_REQUIREMENTS_
Copy everything in the data below exactly except the pictures.

_MATERIAL_
++++++++++++++++++++

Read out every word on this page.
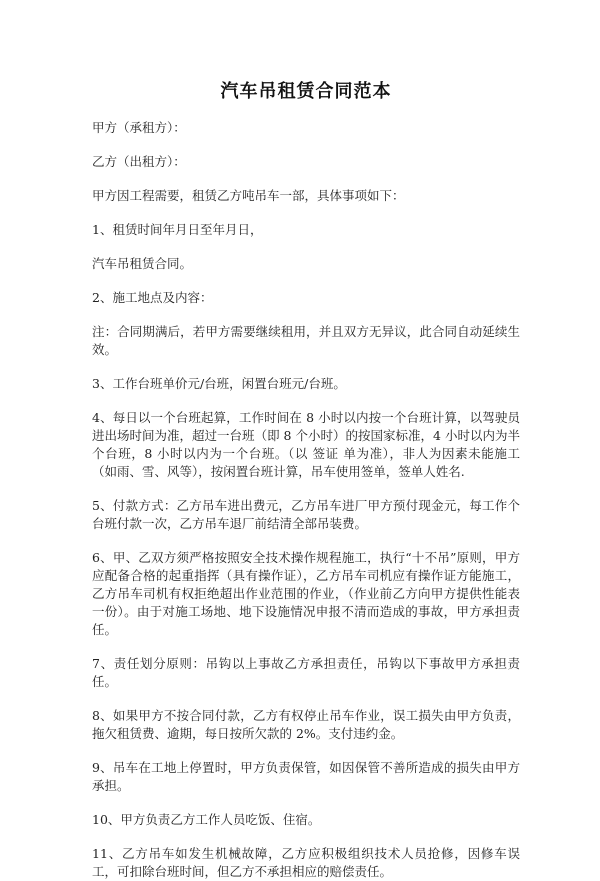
汽车吊租赁合同范本

甲方（承租方）：

乙方（出租方）：

甲方因工程需要，租赁乙方吨吊车一部，具体事项如下：

1、租赁时间年月日至年月日，

汽车吊租赁合同。

2、施工地点及内容：

注：合同期满后，若甲方需要继续租用，并且双方无异议，此合同自动延续生效。

3、工作台班单价元/台班，闲置台班元/台班。

4、每日以一个台班起算，工作时间在 8 小时以内按一个台班计算，以驾驶员进出场时间为准，超过一台班（即 8 个小时）的按国家标准，4 小时以内为半个台班，8 小时以内为一个台班。（以 签证 单为准），非人为因素未能施工（如雨、雪、风等），按闲置台班计算，吊车使用签单，签单人姓名.

5、付款方式：乙方吊车进出费元，乙方吊车进厂甲方预付现金元，每工作个台班付款一次，乙方吊车退厂前结清全部吊装费。

6、甲、乙双方须严格按照安全技术操作规程施工，执行“十不吊”原则，甲方应配备合格的起重指挥（具有操作证），乙方吊车司机应有操作证方能施工，乙方吊车司机有权拒绝超出作业范围的作业，（作业前乙方向甲方提供性能表一份）。由于对施工场地、地下设施情况申报不清而造成的事故，甲方承担责任。

7、责任划分原则：吊钩以上事故乙方承担责任，吊钩以下事故甲方承担责任。

8、如果甲方不按合同付款，乙方有权停止吊车作业，误工损失由甲方负责，拖欠租赁费、逾期，每日按所欠款的 2%。支付违约金。

9、吊车在工地上停置时，甲方负责保管，如因保管不善所造成的损失由甲方承担。

10、甲方负责乙方工作人员吃饭、住宿。

11、乙方吊车如发生机械故障，乙方应积极组织技术人员抢修，因修车误工，可扣除台班时间，但乙方不承担相应的赔偿责任。
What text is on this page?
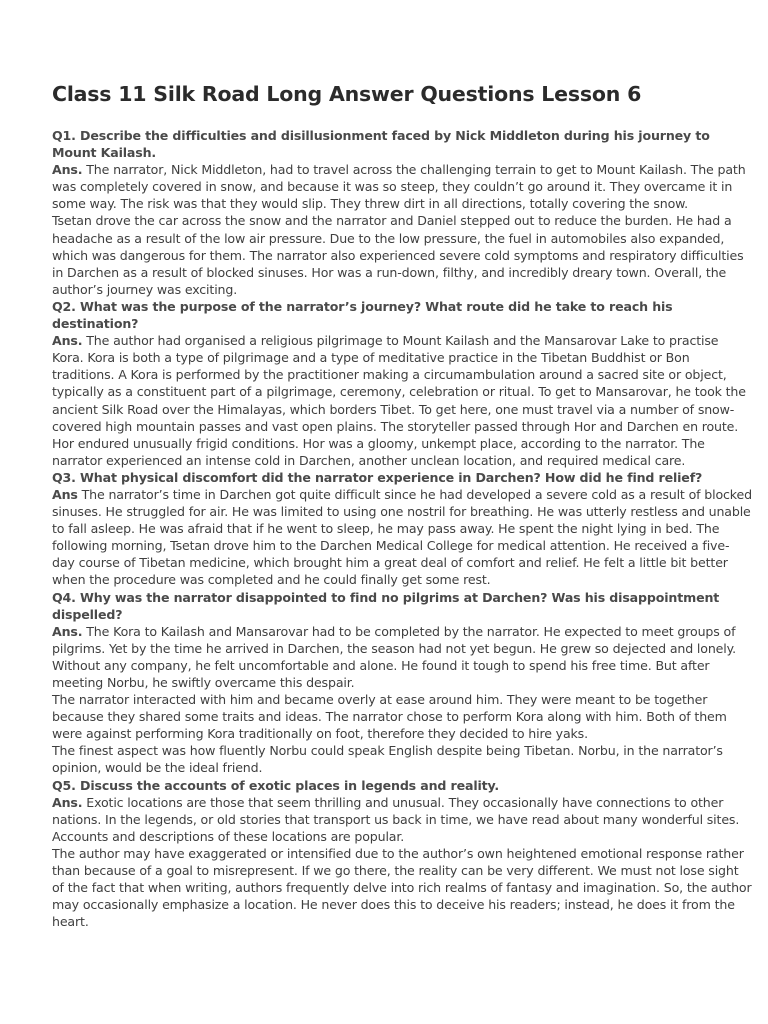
Class 11 Silk Road Long Answer Questions Lesson 6

Q1. Describe the difficulties and disillusionment faced by Nick Middleton during his journey to Mount Kailash.

Ans. The narrator, Nick Middleton, had to travel across the challenging terrain to get to Mount Kailash. The path was completely covered in snow, and because it was so steep, they couldn’t go around it. They overcame it in some way. The risk was that they would slip. They threw dirt in all directions, totally covering the snow.

Tsetan drove the car across the snow and the narrator and Daniel stepped out to reduce the burden. He had a headache as a result of the low air pressure. Due to the low pressure, the fuel in automobiles also expanded, which was dangerous for them. The narrator also experienced severe cold symptoms and respiratory difficulties in Darchen as a result of blocked sinuses. Hor was a run-down, filthy, and incredibly dreary town. Overall, the author’s journey was exciting.

Q2. What was the purpose of the narrator’s journey? What route did he take to reach his destination?

Ans. The author had organised a religious pilgrimage to Mount Kailash and the Mansarovar Lake to practise Kora. Kora is both a type of pilgrimage and a type of meditative practice in the Tibetan Buddhist or Bon traditions. A Kora is performed by the practitioner making a circumambulation around a sacred site or object, typically as a constituent part of a pilgrimage, ceremony, celebration or ritual. To get to Mansarovar, he took the ancient Silk Road over the Himalayas, which borders Tibet. To get here, one must travel via a number of snow-covered high mountain passes and vast open plains. The storyteller passed through Hor and Darchen en route. Hor endured unusually frigid conditions. Hor was a gloomy, unkempt place, according to the narrator. The narrator experienced an intense cold in Darchen, another unclean location, and required medical care.

Q3. What physical discomfort did the narrator experience in Darchen? How did he find relief?

Ans The narrator’s time in Darchen got quite difficult since he had developed a severe cold as a result of blocked sinuses. He struggled for air. He was limited to using one nostril for breathing. He was utterly restless and unable to fall asleep. He was afraid that if he went to sleep, he may pass away. He spent the night lying in bed. The following morning, Tsetan drove him to the Darchen Medical College for medical attention. He received a five-day course of Tibetan medicine, which brought him a great deal of comfort and relief. He felt a little bit better when the procedure was completed and he could finally get some rest.

Q4. Why was the narrator disappointed to find no pilgrims at Darchen? Was his disappointment dispelled?

Ans. The Kora to Kailash and Mansarovar had to be completed by the narrator. He expected to meet groups of pilgrims. Yet by the time he arrived in Darchen, the season had not yet begun. He grew so dejected and lonely. Without any company, he felt uncomfortable and alone. He found it tough to spend his free time. But after meeting Norbu, he swiftly overcame this despair.

The narrator interacted with him and became overly at ease around him. They were meant to be together because they shared some traits and ideas. The narrator chose to perform Kora along with him. Both of them were against performing Kora traditionally on foot, therefore they decided to hire yaks.

The finest aspect was how fluently Norbu could speak English despite being Tibetan. Norbu, in the narrator’s opinion, would be the ideal friend.

Q5. Discuss the accounts of exotic places in legends and reality.

Ans. Exotic locations are those that seem thrilling and unusual. They occasionally have connections to other nations. In the legends, or old stories that transport us back in time, we have read about many wonderful sites. Accounts and descriptions of these locations are popular.

The author may have exaggerated or intensified due to the author’s own heightened emotional response rather than because of a goal to misrepresent. If we go there, the reality can be very different. We must not lose sight of the fact that when writing, authors frequently delve into rich realms of fantasy and imagination. So, the author may occasionally emphasize a location. He never does this to deceive his readers; instead, he does it from the heart.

++++++++++++++++++++

_SOLUTION TO THE PROBLEM_
Read out every word on this page.
汽车吊租赁合同范本

甲方（承租方）：

乙方（出租方）：

甲方因工程需要，租赁乙方吨吊车一部，具体事项如下：

1、租赁时间年月日至年月日，

汽车吊租赁合同。

2、施工地点及内容：

注：合同期满后，若甲方需要继续租用，并且双方无异议，此合同自动延续生效。

3、工作台班单价元/台班，闲置台班元/台班。

4、每日以一个台班起算，工作时间在 8 小时以内按一个台班计算，以驾驶员进出场时间为准，超过一台班（即 8 个小时）的按国家标准，4 小时以内为半个台班，8 小时以内为一个台班。（以 签证 单为准），非人为因素未能施工（如雨、雪、风等），按闲置台班计算，吊车使用签单，签单人姓名.

5、付款方式：乙方吊车进出费元，乙方吊车进厂甲方预付现金元，每工作个台班付款一次，乙方吊车退厂前结清全部吊装费。

6、甲、乙双方须严格按照安全技术操作规程施工，执行“十不吊”原则，甲方应配备合格的起重指挥（具有操作证），乙方吊车司机应有操作证方能施工，乙方吊车司机有权拒绝超出作业范围的作业，（作业前乙方向甲方提供性能表一份）。由于对施工场地、地下设施情况申报不清而造成的事故，甲方承担责任。

7、责任划分原则：吊钩以上事故乙方承担责任，吊钩以下事故甲方承担责任。

8、如果甲方不按合同付款，乙方有权停止吊车作业，误工损失由甲方负责，拖欠租赁费、逾期，每日按所欠款的 2%。支付违约金。

9、吊车在工地上停置时，甲方负责保管，如因保管不善所造成的损失由甲方承担。

10、甲方负责乙方工作人员吃饭、住宿。

11、乙方吊车如发生机械故障，乙方应积极组织技术人员抢修，因修车误工，可扣除台班时间，但乙方不承担相应的赔偿责任。
What text is on this page?
Class 11 Silk Road Long Answer Questions Lesson 6

Q1. Describe the difficulties and disillusionment faced by Nick Middleton during his journey to Mount Kailash.

Ans. The narrator, Nick Middleton, had to travel across the challenging terrain to get to Mount Kailash. The path was completely covered in snow, and because it was so steep, they couldn’t go around it. They overcame it in some way. The risk was that they would slip. They threw dirt in all directions, totally covering the snow.

Tsetan drove the car across the snow and the narrator and Daniel stepped out to reduce the burden. He had a headache as a result of the low air pressure. Due to the low pressure, the fuel in automobiles also expanded, which was dangerous for them. The narrator also experienced severe cold symptoms and respiratory difficulties in Darchen as a result of blocked sinuses. Hor was a run-down, filthy, and incredibly dreary town. Overall, the author’s journey was exciting.

Q2. What was the purpose of the narrator’s journey? What route did he take to reach his destination?

Ans. The author had organised a religious pilgrimage to Mount Kailash and the Mansarovar Lake to practise Kora. Kora is both a type of pilgrimage and a type of meditative practice in the Tibetan Buddhist or Bon traditions. A Kora is performed by the practitioner making a circumambulation around a sacred site or object, typically as a constituent part of a pilgrimage, ceremony, celebration or ritual. To get to Mansarovar, he took the ancient Silk Road over the Himalayas, which borders Tibet. To get here, one must travel via a number of snow-covered high mountain passes and vast open plains. The storyteller passed through Hor and Darchen en route. Hor endured unusually frigid conditions. Hor was a gloomy, unkempt place, according to the narrator. The narrator experienced an intense cold in Darchen, another unclean location, and required medical care.

Q3. What physical discomfort did the narrator experience in Darchen? How did he find relief?

Ans The narrator’s time in Darchen got quite difficult since he had developed a severe cold as a result of blocked sinuses. He struggled for air. He was limited to using one nostril for breathing. He was utterly restless and unable to fall asleep. He was afraid that if he went to sleep, he may pass away. He spent the night lying in bed. The following morning, Tsetan drove him to the Darchen Medical College for medical attention. He received a five-day course of Tibetan medicine, which brought him a great deal of comfort and relief. He felt a little bit better when the procedure was completed and he could finally get some rest.

Q4. Why was the narrator disappointed to find no pilgrims at Darchen? Was his disappointment dispelled?

Ans. The Kora to Kailash and Mansarovar had to be completed by the narrator. He expected to meet groups of pilgrims. Yet by the time he arrived in Darchen, the season had not yet begun. He grew so dejected and lonely. Without any company, he felt uncomfortable and alone. He found it tough to spend his free time. But after meeting Norbu, he swiftly overcame this despair.

The narrator interacted with him and became overly at ease around him. They were meant to be together because they shared some traits and ideas. The narrator chose to perform Kora along with him. Both of them were against performing Kora traditionally on foot, therefore they decided to hire yaks.

The finest aspect was how fluently Norbu could speak English despite being Tibetan. Norbu, in the narrator’s opinion, would be the ideal friend.

Q5. Discuss the accounts of exotic places in legends and reality.

Ans. Exotic locations are those that seem thrilling and unusual. They occasionally have connections to other nations. In the legends, or old stories that transport us back in time, we have read about many wonderful sites. Accounts and descriptions of these locations are popular.

The author may have exaggerated or intensified due to the author’s own heightened emotional response rather than because of a goal to misrepresent. If we go there, the reality can be very different. We must not lose sight of the fact that when writing, authors frequently delve into rich realms of fantasy and imagination. So, the author may occasionally emphasize a location. He never does this to deceive his readers; instead, he does it from the heart.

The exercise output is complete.